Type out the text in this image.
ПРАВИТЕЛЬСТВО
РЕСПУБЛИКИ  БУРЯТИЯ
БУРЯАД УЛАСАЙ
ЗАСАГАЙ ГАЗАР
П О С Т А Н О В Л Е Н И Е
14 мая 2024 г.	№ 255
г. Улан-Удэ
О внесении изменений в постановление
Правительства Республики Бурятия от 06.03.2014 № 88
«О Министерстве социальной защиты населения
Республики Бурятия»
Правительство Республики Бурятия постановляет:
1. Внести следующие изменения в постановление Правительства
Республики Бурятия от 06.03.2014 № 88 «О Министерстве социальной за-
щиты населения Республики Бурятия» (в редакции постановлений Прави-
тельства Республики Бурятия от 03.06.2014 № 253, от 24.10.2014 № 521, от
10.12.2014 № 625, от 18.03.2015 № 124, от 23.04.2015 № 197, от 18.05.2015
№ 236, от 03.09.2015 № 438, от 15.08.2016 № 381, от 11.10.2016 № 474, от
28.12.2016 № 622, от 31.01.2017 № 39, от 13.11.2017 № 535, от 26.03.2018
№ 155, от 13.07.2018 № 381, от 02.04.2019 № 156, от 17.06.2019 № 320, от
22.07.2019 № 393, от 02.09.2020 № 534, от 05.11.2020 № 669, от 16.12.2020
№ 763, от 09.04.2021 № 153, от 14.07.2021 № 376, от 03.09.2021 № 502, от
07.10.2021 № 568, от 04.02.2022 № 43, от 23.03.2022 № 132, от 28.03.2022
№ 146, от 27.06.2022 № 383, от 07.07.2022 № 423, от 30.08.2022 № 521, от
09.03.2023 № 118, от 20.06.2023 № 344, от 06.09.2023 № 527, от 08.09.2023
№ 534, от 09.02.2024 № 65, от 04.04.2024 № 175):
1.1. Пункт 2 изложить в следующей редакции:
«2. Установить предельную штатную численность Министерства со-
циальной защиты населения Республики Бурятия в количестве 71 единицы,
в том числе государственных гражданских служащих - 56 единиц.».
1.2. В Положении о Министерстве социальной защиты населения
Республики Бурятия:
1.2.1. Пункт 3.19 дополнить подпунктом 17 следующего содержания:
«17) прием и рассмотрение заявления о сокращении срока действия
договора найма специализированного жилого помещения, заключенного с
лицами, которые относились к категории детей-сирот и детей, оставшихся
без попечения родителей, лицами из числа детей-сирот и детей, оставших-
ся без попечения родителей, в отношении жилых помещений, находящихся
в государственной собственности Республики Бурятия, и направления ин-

- **Instruction**: Go through the listing above and pull out each line containing the word "Министерстве".

- **Complete output**:
«О Министерстве социальной защиты населения
Республики Бурятия от 06.03.2014 № 88 «О Министерстве социальной за-
1.2. В Положении о Министерстве социальной защиты населения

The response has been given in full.